* _To do_: The records are set out below this line. Return exactly the lines from the one containing "Extract the structured" through the last, and exclude the pictures.
%%
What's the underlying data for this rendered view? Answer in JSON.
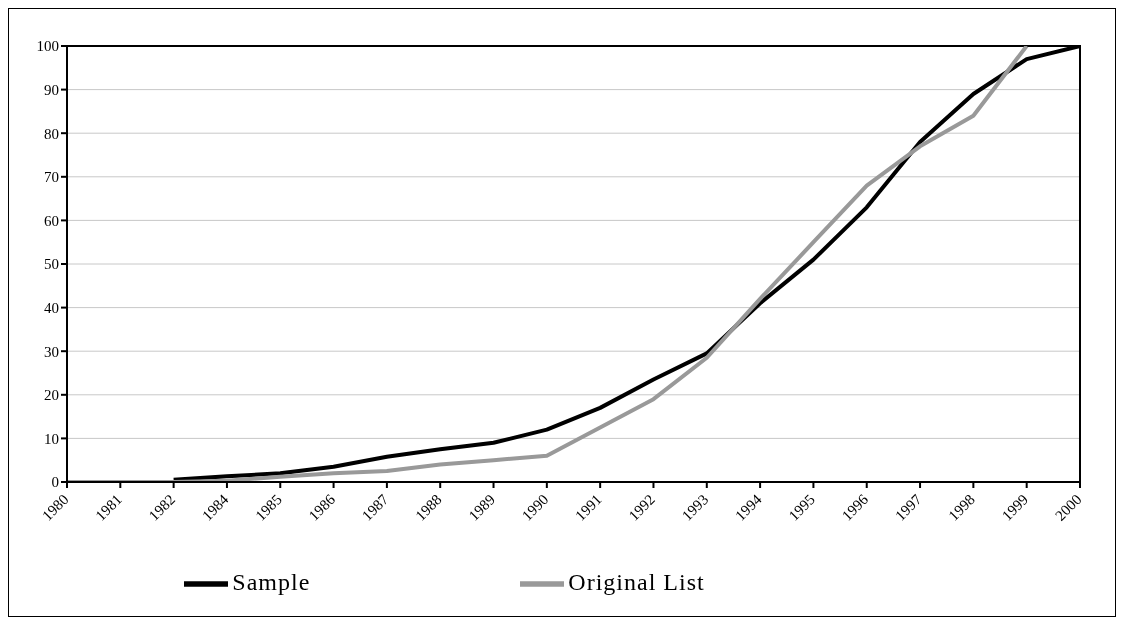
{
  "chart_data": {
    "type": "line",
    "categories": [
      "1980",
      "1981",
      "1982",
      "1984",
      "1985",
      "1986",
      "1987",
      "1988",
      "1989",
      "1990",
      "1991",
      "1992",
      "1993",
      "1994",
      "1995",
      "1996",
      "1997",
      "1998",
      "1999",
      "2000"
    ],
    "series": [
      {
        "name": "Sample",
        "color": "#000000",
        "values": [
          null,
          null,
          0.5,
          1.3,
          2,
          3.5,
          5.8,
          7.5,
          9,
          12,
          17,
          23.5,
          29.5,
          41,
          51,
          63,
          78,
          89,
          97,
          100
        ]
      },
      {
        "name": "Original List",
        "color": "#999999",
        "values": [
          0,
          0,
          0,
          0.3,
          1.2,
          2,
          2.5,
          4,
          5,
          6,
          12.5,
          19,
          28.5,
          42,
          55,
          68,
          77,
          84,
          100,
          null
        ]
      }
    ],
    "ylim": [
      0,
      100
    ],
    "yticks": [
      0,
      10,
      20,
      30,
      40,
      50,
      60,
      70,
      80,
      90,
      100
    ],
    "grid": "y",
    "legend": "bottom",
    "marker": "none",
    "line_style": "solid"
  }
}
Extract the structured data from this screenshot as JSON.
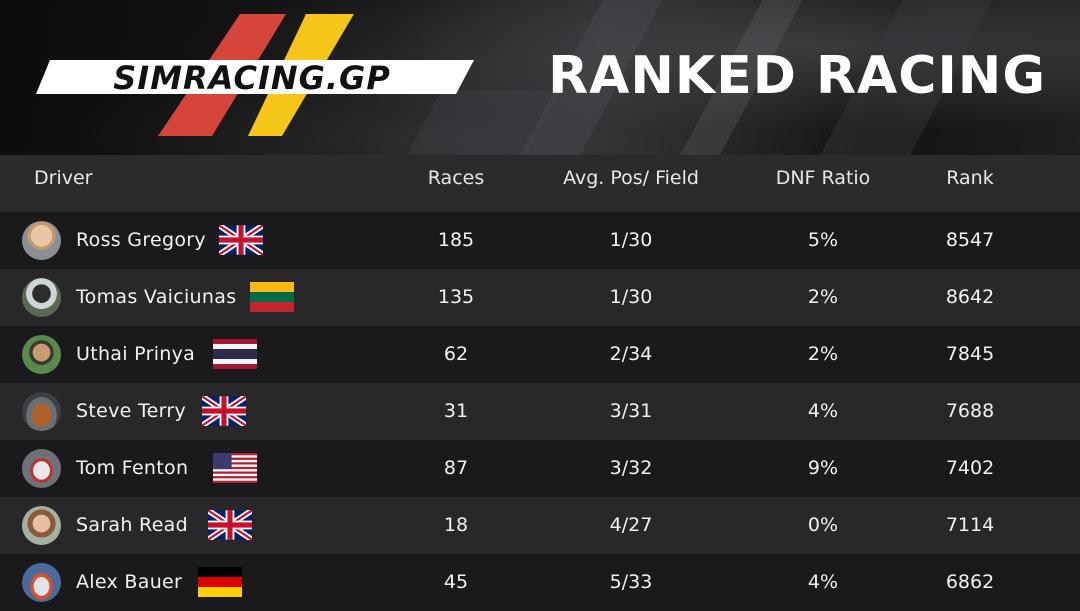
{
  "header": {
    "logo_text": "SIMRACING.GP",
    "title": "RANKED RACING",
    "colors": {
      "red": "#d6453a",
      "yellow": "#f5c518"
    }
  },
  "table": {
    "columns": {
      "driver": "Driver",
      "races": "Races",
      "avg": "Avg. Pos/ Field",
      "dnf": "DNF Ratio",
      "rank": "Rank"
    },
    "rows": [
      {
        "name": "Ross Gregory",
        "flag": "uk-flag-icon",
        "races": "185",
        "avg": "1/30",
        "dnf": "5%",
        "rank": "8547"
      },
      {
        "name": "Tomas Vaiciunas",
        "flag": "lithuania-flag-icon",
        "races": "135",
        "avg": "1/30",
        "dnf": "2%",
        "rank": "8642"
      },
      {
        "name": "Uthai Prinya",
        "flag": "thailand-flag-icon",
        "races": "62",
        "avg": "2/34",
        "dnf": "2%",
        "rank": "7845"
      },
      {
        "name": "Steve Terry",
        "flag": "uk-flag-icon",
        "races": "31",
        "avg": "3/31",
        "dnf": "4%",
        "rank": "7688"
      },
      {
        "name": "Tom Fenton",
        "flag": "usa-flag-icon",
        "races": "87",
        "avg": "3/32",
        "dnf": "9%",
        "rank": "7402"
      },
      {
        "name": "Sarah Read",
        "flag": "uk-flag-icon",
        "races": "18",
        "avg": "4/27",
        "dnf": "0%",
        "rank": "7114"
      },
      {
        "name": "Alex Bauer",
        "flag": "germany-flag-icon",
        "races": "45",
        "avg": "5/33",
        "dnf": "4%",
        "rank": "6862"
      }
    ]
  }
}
%%
* _Finished task_:
Extract the structured data from this screenshot as JSON.
{
  "header": {
    "logo_text": "SIMRACING.GP",
    "title": "RANKED RACING",
    "colors": {
      "red": "#d6453a",
      "yellow": "#f5c518"
    }
  },
  "table": {
    "columns": {
      "driver": "Driver",
      "races": "Races",
      "avg": "Avg. Pos/ Field",
      "dnf": "DNF Ratio",
      "rank": "Rank"
    },
    "rows": [
      {
        "name": "Ross Gregory",
        "flag": "uk-flag-icon",
        "races": "185",
        "avg": "1/30",
        "dnf": "5%",
        "rank": "8547"
      },
      {
        "name": "Tomas Vaiciunas",
        "flag": "lithuania-flag-icon",
        "races": "135",
        "avg": "1/30",
        "dnf": "2%",
        "rank": "8642"
      },
      {
        "name": "Uthai Prinya",
        "flag": "thailand-flag-icon",
        "races": "62",
        "avg": "2/34",
        "dnf": "2%",
        "rank": "7845"
      },
      {
        "name": "Steve Terry",
        "flag": "uk-flag-icon",
        "races": "31",
        "avg": "3/31",
        "dnf": "4%",
        "rank": "7688"
      },
      {
        "name": "Tom Fenton",
        "flag": "usa-flag-icon",
        "races": "87",
        "avg": "3/32",
        "dnf": "9%",
        "rank": "7402"
      },
      {
        "name": "Sarah Read",
        "flag": "uk-flag-icon",
        "races": "18",
        "avg": "4/27",
        "dnf": "0%",
        "rank": "7114"
      },
      {
        "name": "Alex Bauer",
        "flag": "germany-flag-icon",
        "races": "45",
        "avg": "5/33",
        "dnf": "4%",
        "rank": "6862"
      }
    ]
  }
}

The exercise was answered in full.